◆ TASK INSTRUCTIONS
(1) From the text on law school recruiting, list every sentence that contains the word "program" or "programs".
(2) Write out the stretch of the text on law school recruiting from "So you need" through "formal recruits obviously.".

◆ PAGE TEXT
Let's put it this way:

You will have to battle off the stereotype that you are in that program because you couldn't get into a regular Canadian law program. So you're starting at a disadvantage.

Good grades will help. But good grades are needed from pretty much every Canadian school to get interviews, with certain schools having firms go deeper into the classes because of the stronger student population going in. 

So you need to do more well than those students in other programs, relative to your own program. 

Now I can't comment how Windsor dual students do generally - I have no idea. But on aggregate, any student from that program is likely to have a tougher time getting employment than any student from any other program - all else equal.

Edit to add: we're talking about formal recruits obviously.

18% of Windsor students got jobs in the most recent 2L recruit. Exactly 2 students got jobs in the most recent 1L recruit.

(Stored data)
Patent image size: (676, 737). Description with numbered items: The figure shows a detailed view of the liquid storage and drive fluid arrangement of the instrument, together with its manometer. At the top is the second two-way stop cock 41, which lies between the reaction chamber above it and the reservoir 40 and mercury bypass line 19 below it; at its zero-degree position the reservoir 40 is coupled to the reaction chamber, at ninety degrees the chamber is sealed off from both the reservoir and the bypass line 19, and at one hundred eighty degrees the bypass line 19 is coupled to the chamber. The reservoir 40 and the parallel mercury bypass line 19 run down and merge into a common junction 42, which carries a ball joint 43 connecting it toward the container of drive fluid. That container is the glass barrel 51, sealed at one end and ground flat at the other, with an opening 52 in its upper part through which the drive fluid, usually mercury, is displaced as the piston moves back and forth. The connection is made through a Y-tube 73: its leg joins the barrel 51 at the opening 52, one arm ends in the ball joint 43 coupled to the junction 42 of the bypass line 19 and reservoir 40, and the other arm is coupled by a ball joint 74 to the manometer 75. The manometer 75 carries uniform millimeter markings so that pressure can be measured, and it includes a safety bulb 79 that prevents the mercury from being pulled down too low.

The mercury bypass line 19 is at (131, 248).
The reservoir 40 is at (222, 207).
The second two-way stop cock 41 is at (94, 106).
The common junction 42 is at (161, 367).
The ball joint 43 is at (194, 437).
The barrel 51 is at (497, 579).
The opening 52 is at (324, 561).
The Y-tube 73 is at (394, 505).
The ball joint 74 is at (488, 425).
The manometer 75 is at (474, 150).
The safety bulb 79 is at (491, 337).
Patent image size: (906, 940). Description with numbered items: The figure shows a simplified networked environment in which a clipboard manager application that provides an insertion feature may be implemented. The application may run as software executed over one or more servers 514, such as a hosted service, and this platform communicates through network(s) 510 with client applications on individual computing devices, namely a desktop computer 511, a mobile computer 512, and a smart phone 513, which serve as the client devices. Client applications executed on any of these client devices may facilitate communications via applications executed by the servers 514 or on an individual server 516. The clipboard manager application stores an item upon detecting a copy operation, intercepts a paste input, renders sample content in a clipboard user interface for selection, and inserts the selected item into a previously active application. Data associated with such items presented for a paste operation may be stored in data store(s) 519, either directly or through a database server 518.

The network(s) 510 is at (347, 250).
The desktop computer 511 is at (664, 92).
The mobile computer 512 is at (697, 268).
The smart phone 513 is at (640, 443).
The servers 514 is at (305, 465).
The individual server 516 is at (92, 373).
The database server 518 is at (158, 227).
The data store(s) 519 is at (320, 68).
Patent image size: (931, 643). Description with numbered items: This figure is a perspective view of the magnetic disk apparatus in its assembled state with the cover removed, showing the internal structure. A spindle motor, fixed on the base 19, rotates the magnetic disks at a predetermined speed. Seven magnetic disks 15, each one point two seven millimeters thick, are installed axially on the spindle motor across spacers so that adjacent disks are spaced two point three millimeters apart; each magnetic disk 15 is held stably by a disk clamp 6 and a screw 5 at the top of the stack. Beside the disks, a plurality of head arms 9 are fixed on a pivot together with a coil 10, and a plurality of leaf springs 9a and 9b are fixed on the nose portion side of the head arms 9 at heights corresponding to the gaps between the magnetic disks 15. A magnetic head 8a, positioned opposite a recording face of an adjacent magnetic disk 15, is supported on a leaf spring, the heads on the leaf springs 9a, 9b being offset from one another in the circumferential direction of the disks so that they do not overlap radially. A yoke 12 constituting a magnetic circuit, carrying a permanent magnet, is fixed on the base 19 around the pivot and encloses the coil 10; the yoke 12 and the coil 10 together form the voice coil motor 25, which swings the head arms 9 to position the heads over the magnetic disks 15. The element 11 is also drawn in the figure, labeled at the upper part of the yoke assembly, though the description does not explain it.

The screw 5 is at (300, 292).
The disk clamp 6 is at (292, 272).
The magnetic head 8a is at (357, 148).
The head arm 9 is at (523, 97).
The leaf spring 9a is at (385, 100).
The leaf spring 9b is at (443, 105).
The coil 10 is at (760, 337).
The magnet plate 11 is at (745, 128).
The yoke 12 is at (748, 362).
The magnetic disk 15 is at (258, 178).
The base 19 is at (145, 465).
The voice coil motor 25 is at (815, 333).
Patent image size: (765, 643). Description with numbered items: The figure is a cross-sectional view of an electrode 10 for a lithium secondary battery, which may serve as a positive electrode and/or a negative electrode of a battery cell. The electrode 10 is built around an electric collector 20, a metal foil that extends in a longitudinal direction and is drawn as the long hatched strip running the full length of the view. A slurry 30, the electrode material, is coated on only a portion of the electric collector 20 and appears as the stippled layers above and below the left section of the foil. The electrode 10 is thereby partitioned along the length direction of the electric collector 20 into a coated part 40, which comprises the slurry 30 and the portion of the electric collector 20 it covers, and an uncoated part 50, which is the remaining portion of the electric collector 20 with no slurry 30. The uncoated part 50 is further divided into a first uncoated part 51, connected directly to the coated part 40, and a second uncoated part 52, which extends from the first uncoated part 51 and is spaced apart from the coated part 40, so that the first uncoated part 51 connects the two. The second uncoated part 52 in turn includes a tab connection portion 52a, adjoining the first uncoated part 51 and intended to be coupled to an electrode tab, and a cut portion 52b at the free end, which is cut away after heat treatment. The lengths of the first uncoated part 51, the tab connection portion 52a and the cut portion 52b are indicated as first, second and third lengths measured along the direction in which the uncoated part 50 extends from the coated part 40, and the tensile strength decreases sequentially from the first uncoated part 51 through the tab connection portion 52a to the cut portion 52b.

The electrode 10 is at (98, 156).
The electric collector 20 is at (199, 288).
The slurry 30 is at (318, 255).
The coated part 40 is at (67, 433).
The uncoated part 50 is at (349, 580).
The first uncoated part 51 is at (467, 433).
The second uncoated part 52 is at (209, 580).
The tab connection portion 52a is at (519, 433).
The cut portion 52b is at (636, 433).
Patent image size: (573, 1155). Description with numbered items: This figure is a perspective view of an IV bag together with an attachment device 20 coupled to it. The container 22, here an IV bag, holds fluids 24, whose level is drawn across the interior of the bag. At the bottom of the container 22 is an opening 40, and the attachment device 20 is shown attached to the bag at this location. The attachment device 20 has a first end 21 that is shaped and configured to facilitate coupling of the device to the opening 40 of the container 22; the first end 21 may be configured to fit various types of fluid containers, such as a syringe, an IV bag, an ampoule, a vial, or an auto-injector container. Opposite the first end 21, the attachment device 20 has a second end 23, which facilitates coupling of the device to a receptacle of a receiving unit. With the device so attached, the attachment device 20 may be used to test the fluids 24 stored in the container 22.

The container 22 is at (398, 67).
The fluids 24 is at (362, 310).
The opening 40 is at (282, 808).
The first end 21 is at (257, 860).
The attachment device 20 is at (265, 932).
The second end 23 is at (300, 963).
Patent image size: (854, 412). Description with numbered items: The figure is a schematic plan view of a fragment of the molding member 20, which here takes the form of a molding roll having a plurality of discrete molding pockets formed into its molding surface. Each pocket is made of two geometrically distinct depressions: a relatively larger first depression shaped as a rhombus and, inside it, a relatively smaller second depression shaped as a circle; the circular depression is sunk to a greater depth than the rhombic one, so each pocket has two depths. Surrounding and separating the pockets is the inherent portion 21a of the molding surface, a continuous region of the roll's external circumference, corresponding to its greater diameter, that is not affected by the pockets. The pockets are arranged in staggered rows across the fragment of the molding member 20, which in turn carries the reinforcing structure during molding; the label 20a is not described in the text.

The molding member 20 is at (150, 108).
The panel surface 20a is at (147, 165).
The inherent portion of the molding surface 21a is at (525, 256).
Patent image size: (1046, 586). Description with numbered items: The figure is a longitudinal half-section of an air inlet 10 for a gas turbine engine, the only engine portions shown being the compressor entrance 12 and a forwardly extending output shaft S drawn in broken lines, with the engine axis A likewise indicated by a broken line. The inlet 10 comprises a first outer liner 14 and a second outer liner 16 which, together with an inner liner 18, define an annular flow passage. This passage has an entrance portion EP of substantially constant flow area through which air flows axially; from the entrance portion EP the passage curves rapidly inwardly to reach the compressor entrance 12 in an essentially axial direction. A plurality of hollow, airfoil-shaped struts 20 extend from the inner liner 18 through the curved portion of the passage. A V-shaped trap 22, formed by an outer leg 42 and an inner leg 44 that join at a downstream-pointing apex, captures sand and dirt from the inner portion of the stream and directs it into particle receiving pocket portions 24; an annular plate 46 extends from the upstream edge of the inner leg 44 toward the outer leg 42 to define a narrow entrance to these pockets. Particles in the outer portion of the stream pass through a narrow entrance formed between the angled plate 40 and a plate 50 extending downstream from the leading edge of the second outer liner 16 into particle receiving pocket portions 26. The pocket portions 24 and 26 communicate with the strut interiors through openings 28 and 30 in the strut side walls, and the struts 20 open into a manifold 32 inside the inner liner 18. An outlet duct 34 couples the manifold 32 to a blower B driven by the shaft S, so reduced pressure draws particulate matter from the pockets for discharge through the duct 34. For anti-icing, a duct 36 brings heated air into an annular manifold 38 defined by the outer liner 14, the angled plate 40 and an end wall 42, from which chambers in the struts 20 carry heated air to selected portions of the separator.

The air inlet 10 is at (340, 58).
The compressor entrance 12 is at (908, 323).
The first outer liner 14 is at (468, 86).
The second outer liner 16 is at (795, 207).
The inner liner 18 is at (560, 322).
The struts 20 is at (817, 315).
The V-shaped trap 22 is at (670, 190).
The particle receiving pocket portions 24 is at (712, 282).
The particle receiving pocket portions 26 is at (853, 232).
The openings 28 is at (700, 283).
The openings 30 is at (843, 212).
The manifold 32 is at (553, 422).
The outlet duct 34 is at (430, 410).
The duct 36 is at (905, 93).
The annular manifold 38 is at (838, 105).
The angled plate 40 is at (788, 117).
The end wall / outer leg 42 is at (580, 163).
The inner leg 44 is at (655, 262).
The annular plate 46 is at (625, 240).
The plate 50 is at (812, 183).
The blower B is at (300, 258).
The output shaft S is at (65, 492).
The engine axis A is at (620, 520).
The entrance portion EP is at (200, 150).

◆ OUTPUTS FOR THE TASKS
(1)
- You will have to battle off the stereotype that you are in that program because you couldn't get into a regular Canadian law program.
- So you need to do more well than those students in other programs, relative to your own program.
- But on aggregate, any student from that program is likely to have a tougher time getting employment than any student from any other program - all else equal.

(2)
So you need to do more well than those students in other programs, relative to your own program. 

Now I can't comment how Windsor dual students do generally - I have no idea. But on aggregate, any student from that program is likely to have a tougher time getting employment than any student from any other program - all else equal.

Edit to add: we're talking about formal recruits obviously.